(Data entries)
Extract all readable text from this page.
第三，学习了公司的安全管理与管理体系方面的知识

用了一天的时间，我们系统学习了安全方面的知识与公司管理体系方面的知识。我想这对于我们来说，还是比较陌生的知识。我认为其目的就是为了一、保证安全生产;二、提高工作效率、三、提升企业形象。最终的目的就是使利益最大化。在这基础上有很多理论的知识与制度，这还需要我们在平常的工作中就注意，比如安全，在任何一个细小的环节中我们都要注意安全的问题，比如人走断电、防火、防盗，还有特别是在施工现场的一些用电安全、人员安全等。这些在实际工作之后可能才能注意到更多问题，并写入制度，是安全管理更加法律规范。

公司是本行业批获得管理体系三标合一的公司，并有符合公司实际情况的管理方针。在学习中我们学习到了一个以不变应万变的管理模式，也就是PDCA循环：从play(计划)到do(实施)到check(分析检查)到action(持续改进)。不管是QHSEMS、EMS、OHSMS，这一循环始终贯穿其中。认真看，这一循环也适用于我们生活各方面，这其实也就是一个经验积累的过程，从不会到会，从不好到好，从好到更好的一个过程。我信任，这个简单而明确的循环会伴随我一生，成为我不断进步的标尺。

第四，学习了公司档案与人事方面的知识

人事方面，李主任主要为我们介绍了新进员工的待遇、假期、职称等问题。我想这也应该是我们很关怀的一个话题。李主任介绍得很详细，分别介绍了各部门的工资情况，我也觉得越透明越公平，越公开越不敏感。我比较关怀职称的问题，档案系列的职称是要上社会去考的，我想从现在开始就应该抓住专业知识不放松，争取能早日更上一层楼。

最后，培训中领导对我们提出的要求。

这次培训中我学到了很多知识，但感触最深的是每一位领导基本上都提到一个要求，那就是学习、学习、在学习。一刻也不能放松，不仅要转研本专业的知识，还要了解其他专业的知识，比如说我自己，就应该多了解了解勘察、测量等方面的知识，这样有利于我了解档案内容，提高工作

- [Problem details]:
Write out the entries above word for word.

- [Answer for the task]:
Extract all readable text from this page.
第三，学习了公司的安全管理与管理体系方面的知识

用了一天的时间，我们系统学习了安全方面的知识与公司管理体系方面的知识。我想这对于我们来说，还是比较陌生的知识。我认为其目的就是为了一、保证安全生产;二、提高工作效率、三、提升企业形象。最终的目的就是使利益最大化。在这基础上有很多理论的知识与制度，这还需要我们在平常的工作中就注意，比如安全，在任何一个细小的环节中我们都要注意安全的问题，比如人走断电、防火、防盗，还有特别是在施工现场的一些用电安全、人员安全等。这些在实际工作之后可能才能注意到更多问题，并写入制度，是安全管理更加法律规范。

公司是本行业批获得管理体系三标合一的公司，并有符合公司实际情况的管理方针。在学习中我们学习到了一个以不变应万变的管理模式，也就是PDCA循环：从play(计划)到do(实施)到check(分析检查)到action(持续改进)。不管是QHSEMS、EMS、OHSMS，这一循环始终贯穿其中。认真看，这一循环也适用于我们生活各方面，这其实也就是一个经验积累的过程，从不会到会，从不好到好，从好到更好的一个过程。我信任，这个简单而明确的循环会伴随我一生，成为我不断进步的标尺。

第四，学习了公司档案与人事方面的知识

人事方面，李主任主要为我们介绍了新进员工的待遇、假期、职称等问题。我想这也应该是我们很关怀的一个话题。李主任介绍得很详细，分别介绍了各部门的工资情况，我也觉得越透明越公平，越公开越不敏感。我比较关怀职称的问题，档案系列的职称是要上社会去考的，我想从现在开始就应该抓住专业知识不放松，争取能早日更上一层楼。

最后，培训中领导对我们提出的要求。

这次培训中我学到了很多知识，但感触最深的是每一位领导基本上都提到一个要求，那就是学习、学习、在学习。一刻也不能放松，不仅要转研本专业的知识，还要了解其他专业的知识，比如说我自己，就应该多了解了解勘察、测量等方面的知识，这样有利于我了解档案内容，提高工作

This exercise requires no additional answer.